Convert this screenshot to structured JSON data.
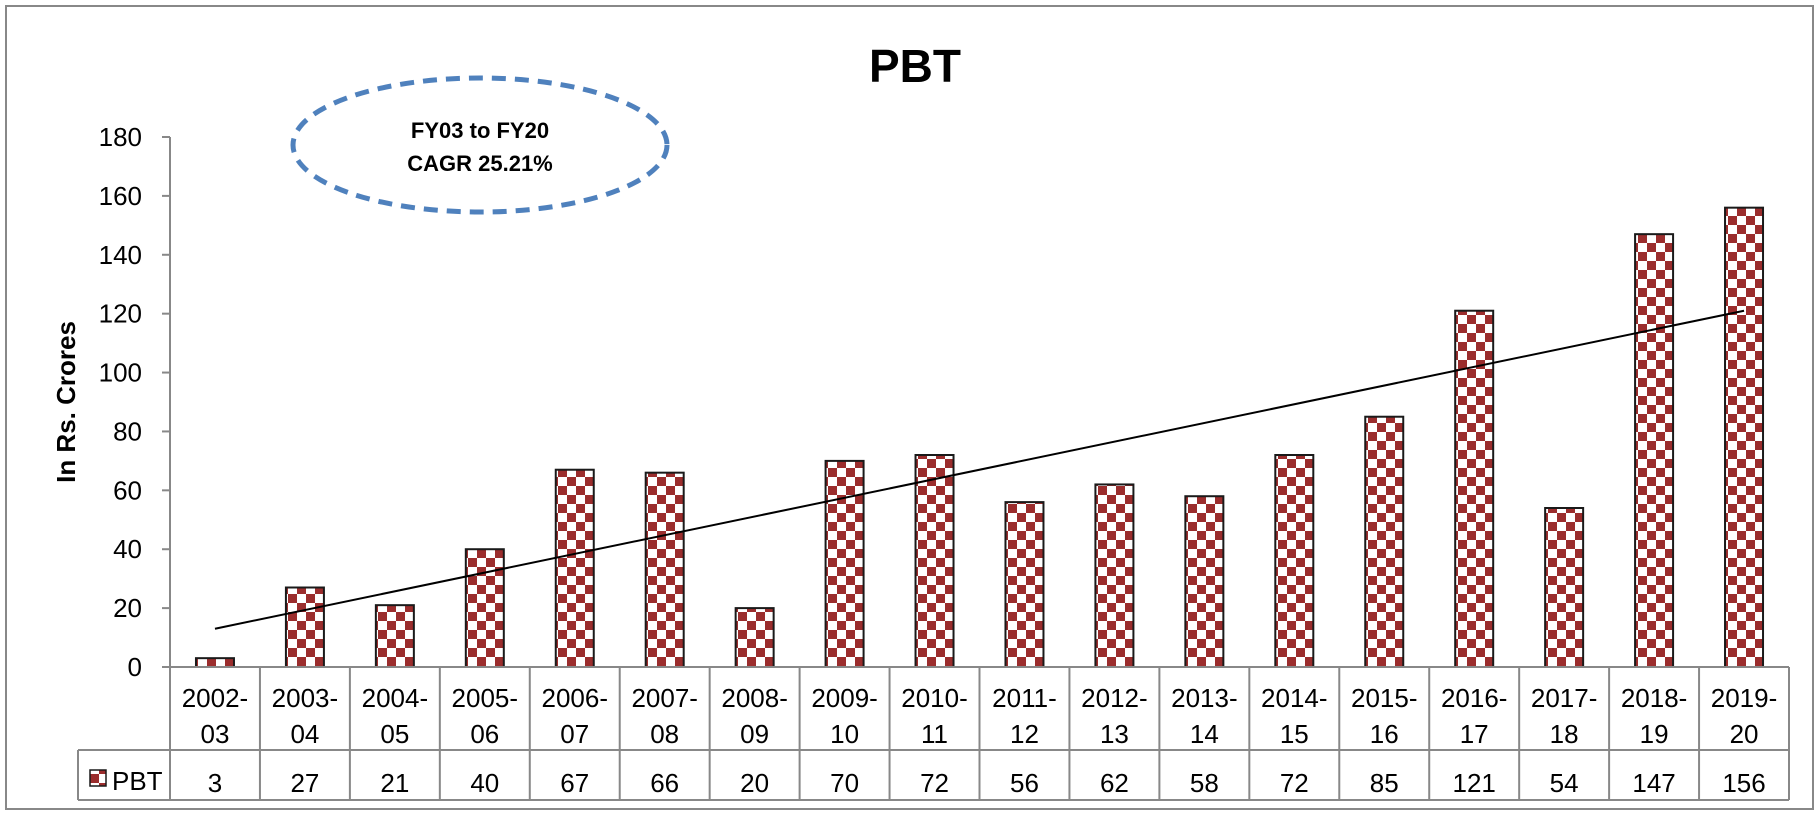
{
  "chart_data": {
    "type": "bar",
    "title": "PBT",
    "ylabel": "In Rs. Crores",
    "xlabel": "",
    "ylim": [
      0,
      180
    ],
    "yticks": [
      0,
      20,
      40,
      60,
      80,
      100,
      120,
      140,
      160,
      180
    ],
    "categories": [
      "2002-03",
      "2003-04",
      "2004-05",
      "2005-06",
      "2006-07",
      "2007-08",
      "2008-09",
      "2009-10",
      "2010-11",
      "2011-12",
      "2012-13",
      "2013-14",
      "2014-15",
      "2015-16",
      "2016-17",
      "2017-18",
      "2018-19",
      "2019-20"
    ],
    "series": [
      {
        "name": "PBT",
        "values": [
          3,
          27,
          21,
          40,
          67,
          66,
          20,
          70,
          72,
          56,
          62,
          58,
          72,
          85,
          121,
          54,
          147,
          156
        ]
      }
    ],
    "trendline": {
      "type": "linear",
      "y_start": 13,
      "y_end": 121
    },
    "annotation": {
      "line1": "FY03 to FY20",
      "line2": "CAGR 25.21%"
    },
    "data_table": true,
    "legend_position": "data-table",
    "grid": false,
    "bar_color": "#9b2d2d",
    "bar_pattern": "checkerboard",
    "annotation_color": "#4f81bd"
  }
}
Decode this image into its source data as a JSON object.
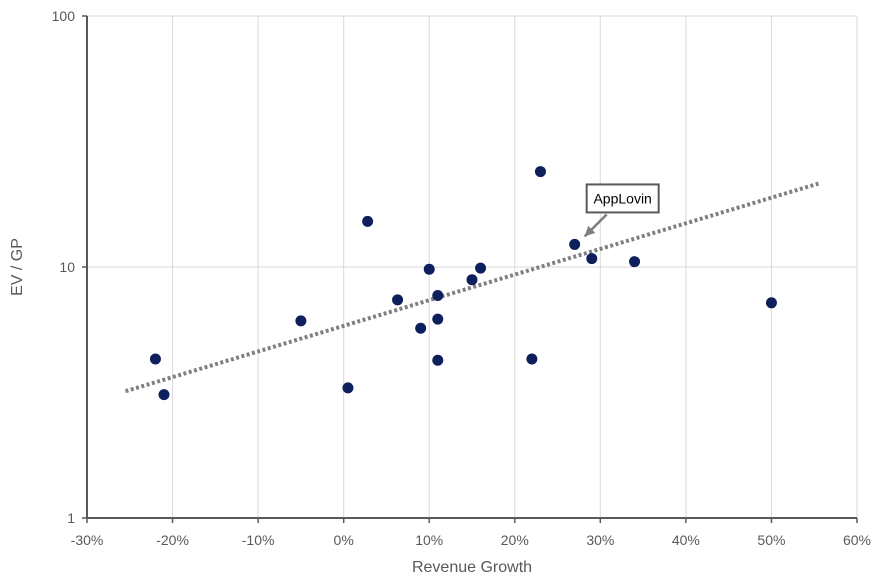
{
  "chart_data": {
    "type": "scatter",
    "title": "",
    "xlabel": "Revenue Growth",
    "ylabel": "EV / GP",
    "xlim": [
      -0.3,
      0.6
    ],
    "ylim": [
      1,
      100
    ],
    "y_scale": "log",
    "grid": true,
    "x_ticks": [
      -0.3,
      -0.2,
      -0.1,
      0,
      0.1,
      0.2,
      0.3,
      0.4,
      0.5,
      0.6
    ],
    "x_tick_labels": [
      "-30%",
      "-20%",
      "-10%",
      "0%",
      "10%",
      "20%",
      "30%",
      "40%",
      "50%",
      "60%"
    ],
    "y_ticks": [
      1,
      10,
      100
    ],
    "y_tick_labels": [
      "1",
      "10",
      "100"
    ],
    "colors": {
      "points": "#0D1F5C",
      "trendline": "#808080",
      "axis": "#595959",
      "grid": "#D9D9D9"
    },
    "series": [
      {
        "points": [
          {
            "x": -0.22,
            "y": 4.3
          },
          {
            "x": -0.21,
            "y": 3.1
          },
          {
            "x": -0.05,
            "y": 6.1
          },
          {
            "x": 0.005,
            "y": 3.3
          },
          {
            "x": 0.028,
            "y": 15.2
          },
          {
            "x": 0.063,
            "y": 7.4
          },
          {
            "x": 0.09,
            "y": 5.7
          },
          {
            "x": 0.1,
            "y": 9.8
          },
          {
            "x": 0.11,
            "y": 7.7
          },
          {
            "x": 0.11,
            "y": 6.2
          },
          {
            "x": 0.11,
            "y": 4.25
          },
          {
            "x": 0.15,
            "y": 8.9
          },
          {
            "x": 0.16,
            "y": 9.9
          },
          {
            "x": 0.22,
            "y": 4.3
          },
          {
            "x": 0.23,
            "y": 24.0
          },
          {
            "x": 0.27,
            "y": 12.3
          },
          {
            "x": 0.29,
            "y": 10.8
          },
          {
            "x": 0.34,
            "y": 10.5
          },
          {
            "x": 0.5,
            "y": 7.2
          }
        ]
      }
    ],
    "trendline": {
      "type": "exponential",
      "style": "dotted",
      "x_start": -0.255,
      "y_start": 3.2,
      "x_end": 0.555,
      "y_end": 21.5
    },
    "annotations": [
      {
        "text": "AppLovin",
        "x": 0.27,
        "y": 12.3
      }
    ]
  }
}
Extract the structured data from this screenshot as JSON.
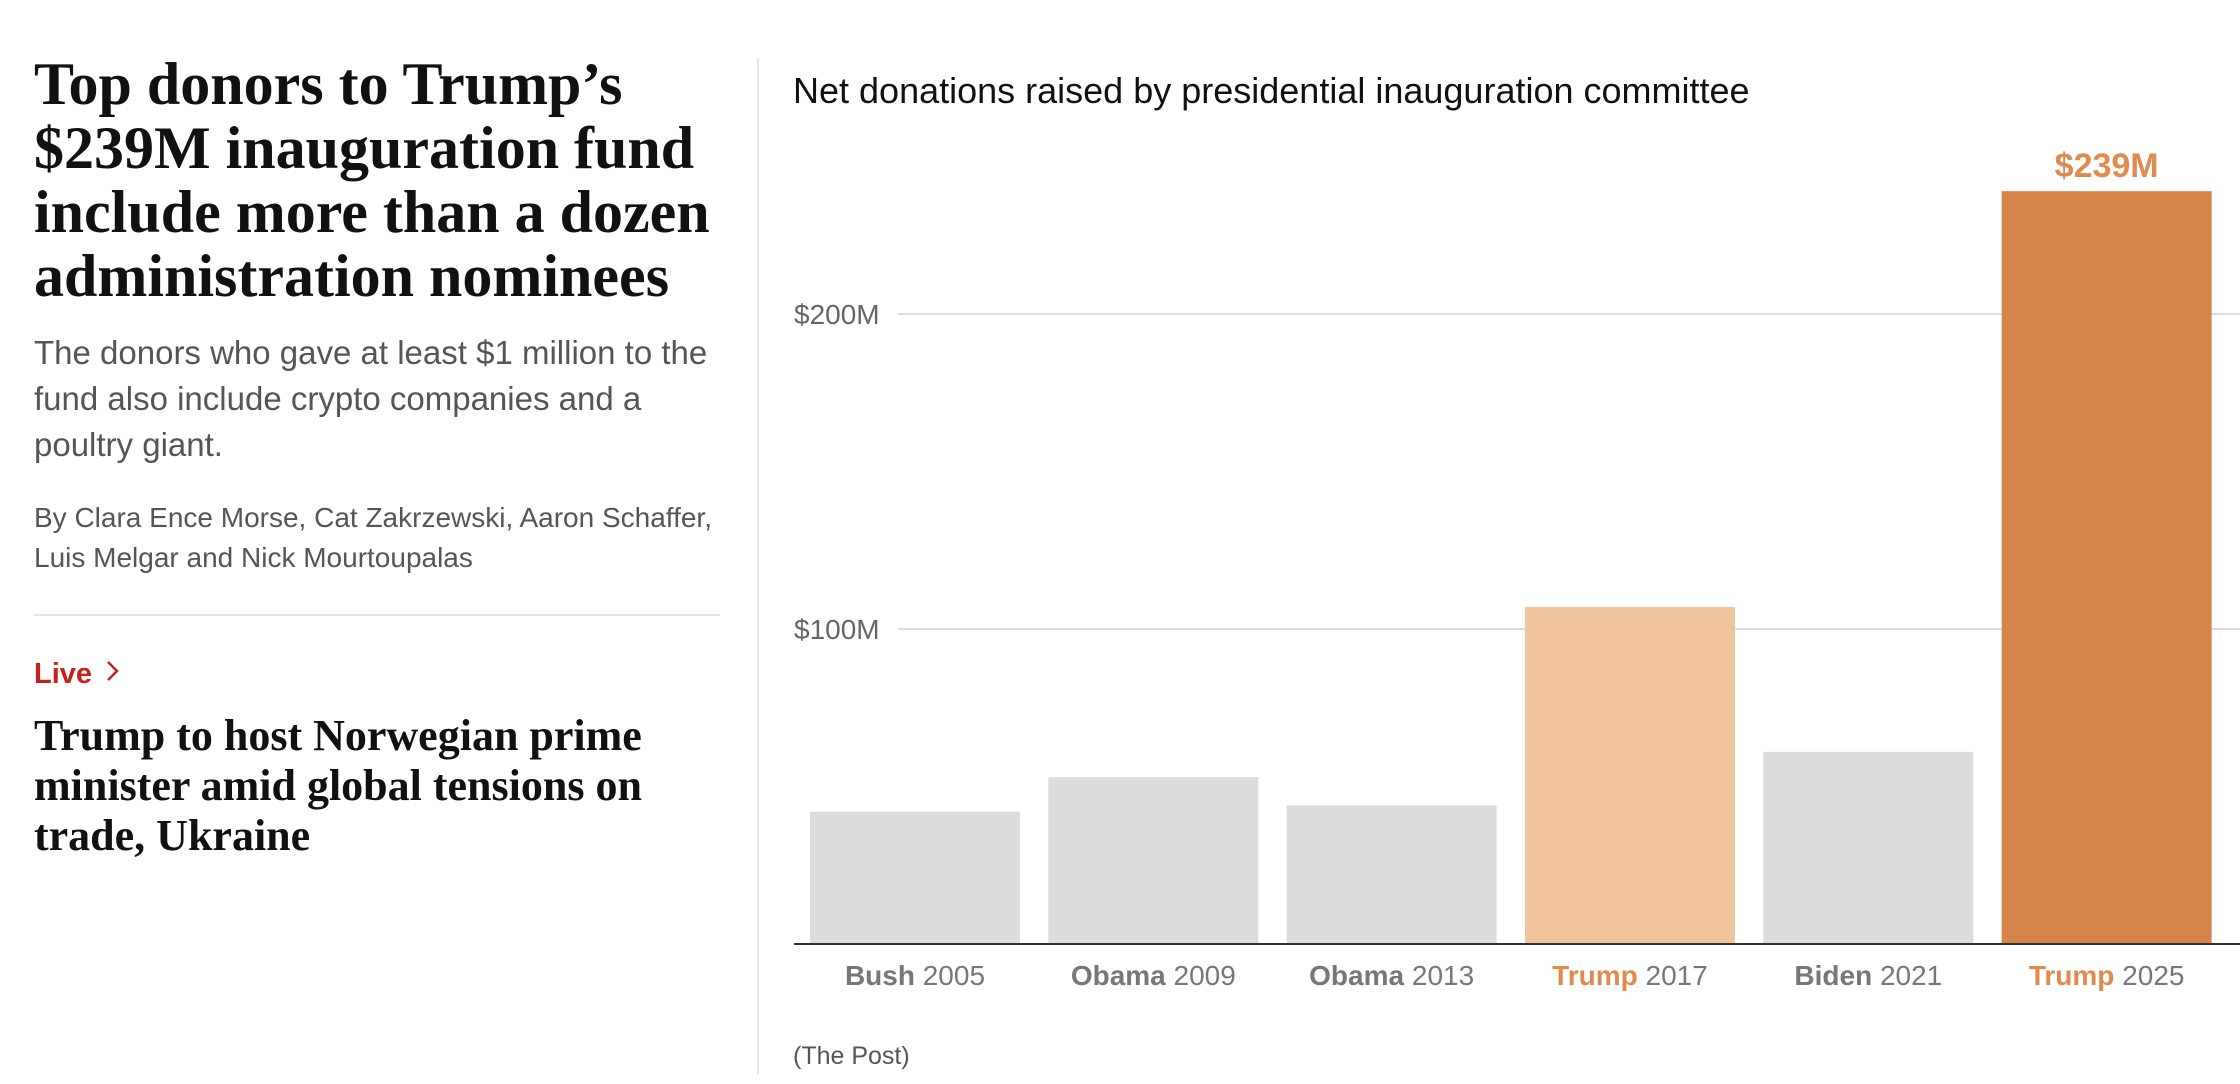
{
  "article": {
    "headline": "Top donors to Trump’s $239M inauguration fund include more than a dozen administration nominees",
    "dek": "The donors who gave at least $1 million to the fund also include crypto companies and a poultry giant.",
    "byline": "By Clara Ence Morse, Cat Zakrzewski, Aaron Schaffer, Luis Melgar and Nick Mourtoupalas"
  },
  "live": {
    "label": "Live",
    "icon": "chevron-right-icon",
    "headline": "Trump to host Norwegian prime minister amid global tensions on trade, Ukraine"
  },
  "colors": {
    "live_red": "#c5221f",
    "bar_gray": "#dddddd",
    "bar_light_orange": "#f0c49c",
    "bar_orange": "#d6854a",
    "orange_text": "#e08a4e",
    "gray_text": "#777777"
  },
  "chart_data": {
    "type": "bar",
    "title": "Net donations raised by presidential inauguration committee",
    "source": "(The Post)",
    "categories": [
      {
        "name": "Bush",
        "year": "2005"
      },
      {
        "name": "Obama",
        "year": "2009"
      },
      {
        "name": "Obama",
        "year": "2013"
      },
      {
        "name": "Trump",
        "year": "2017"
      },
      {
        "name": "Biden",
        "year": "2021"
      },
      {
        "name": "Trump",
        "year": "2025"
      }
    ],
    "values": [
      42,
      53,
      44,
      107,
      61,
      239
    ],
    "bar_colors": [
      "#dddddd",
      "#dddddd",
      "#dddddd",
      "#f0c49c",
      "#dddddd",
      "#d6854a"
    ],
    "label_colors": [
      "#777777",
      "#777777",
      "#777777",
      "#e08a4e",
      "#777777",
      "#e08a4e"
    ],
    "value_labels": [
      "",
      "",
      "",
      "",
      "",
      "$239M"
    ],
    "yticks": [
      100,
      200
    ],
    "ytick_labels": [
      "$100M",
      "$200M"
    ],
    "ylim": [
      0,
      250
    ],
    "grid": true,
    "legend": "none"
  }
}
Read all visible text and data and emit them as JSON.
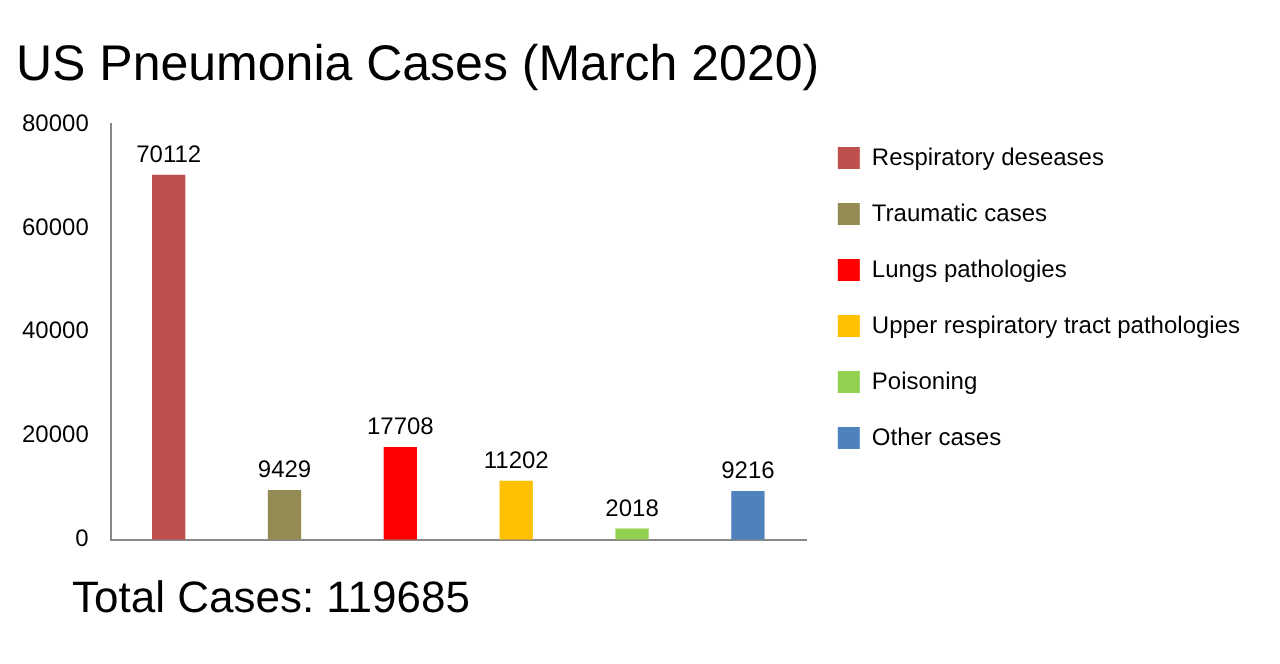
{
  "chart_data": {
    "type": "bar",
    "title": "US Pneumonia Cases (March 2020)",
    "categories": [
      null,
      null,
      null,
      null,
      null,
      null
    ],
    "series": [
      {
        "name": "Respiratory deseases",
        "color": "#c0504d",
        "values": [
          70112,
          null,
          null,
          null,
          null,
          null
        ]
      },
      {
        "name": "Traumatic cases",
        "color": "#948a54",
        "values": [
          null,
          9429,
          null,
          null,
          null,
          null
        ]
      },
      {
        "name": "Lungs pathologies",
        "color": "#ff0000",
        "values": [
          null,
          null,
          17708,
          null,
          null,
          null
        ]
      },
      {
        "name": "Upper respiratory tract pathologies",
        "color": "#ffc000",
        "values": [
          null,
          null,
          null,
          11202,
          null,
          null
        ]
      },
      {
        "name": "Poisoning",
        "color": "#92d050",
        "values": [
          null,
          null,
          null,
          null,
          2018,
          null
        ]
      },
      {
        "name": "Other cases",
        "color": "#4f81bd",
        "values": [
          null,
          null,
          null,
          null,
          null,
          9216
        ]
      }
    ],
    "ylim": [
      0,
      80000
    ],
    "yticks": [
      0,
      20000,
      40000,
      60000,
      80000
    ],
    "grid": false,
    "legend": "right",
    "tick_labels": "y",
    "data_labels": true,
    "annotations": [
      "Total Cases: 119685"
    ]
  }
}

....

▸ WHAT IS REQUIRED: How many of these lines contain "JSON"? Write only the number.

▸ TASK ANSWER: 4